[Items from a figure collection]
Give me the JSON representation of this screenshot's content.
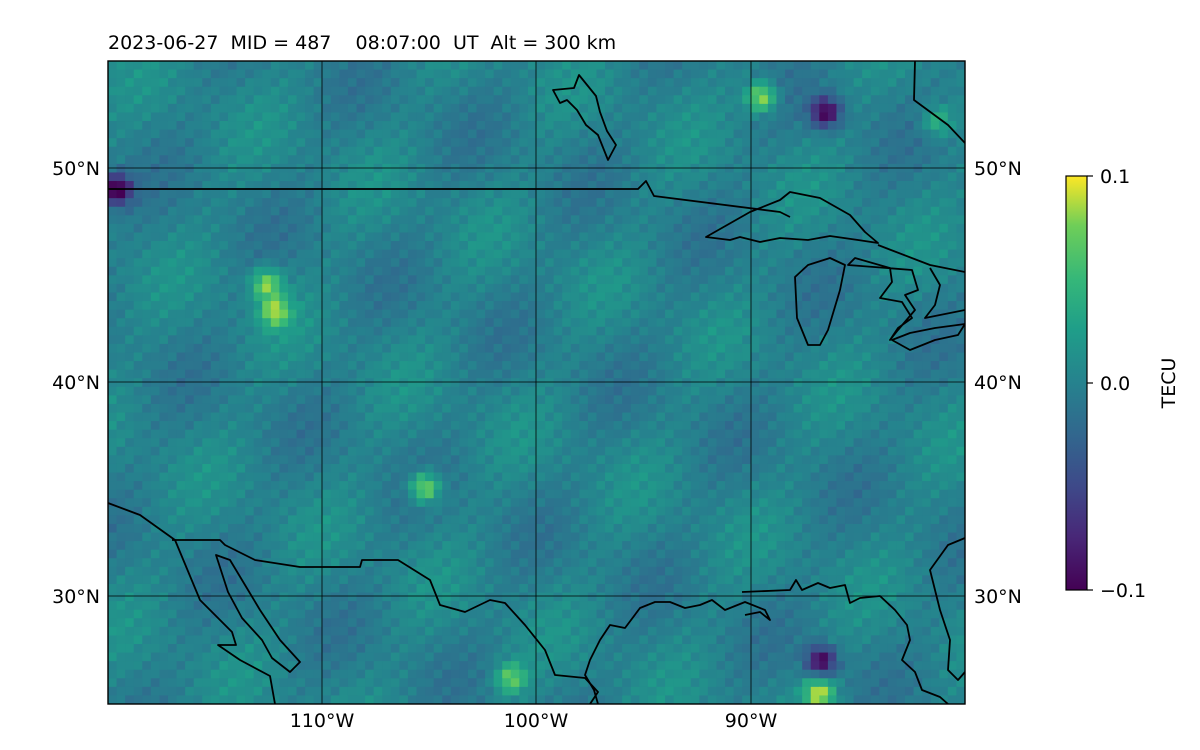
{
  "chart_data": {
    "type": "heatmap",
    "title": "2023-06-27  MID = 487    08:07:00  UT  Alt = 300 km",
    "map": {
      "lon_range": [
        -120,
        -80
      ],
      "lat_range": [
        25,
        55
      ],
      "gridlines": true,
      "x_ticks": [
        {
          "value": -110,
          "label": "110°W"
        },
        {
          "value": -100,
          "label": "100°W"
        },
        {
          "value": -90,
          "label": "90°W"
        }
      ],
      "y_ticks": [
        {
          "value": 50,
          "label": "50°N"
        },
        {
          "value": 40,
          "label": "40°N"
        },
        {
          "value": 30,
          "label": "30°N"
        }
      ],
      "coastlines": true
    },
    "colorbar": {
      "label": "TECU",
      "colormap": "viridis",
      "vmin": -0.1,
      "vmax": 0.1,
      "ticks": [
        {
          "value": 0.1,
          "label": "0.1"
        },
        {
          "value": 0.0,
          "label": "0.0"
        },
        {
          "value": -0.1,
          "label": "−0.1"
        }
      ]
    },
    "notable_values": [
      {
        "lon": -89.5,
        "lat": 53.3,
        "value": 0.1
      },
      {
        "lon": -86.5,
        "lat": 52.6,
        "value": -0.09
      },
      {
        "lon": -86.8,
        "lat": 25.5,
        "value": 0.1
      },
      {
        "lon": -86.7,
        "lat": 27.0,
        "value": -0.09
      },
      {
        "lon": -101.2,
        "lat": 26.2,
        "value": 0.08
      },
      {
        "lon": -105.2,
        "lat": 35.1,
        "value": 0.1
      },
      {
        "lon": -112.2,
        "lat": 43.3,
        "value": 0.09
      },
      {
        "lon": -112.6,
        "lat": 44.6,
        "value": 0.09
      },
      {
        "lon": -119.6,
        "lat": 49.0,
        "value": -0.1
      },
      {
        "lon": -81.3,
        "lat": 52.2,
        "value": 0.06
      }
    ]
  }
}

* [Written problem] All of the material above needs to be restated exactly, with no pictures.

* [Response]
Give me the JSON representation of this screenshot's content.
{
  "chart_data": {
    "type": "heatmap",
    "title": "2023-06-27  MID = 487    08:07:00  UT  Alt = 300 km",
    "map": {
      "lon_range": [
        -120,
        -80
      ],
      "lat_range": [
        25,
        55
      ],
      "gridlines": true,
      "x_ticks": [
        {
          "value": -110,
          "label": "110°W"
        },
        {
          "value": -100,
          "label": "100°W"
        },
        {
          "value": -90,
          "label": "90°W"
        }
      ],
      "y_ticks": [
        {
          "value": 50,
          "label": "50°N"
        },
        {
          "value": 40,
          "label": "40°N"
        },
        {
          "value": 30,
          "label": "30°N"
        }
      ],
      "coastlines": true
    },
    "colorbar": {
      "label": "TECU",
      "colormap": "viridis",
      "vmin": -0.1,
      "vmax": 0.1,
      "ticks": [
        {
          "value": 0.1,
          "label": "0.1"
        },
        {
          "value": 0.0,
          "label": "0.0"
        },
        {
          "value": -0.1,
          "label": "−0.1"
        }
      ]
    },
    "notable_values": [
      {
        "lon": -89.5,
        "lat": 53.3,
        "value": 0.1
      },
      {
        "lon": -86.5,
        "lat": 52.6,
        "value": -0.09
      },
      {
        "lon": -86.8,
        "lat": 25.5,
        "value": 0.1
      },
      {
        "lon": -86.7,
        "lat": 27.0,
        "value": -0.09
      },
      {
        "lon": -101.2,
        "lat": 26.2,
        "value": 0.08
      },
      {
        "lon": -105.2,
        "lat": 35.1,
        "value": 0.1
      },
      {
        "lon": -112.2,
        "lat": 43.3,
        "value": 0.09
      },
      {
        "lon": -112.6,
        "lat": 44.6,
        "value": 0.09
      },
      {
        "lon": -119.6,
        "lat": 49.0,
        "value": -0.1
      },
      {
        "lon": -81.3,
        "lat": 52.2,
        "value": 0.06
      }
    ]
  }
}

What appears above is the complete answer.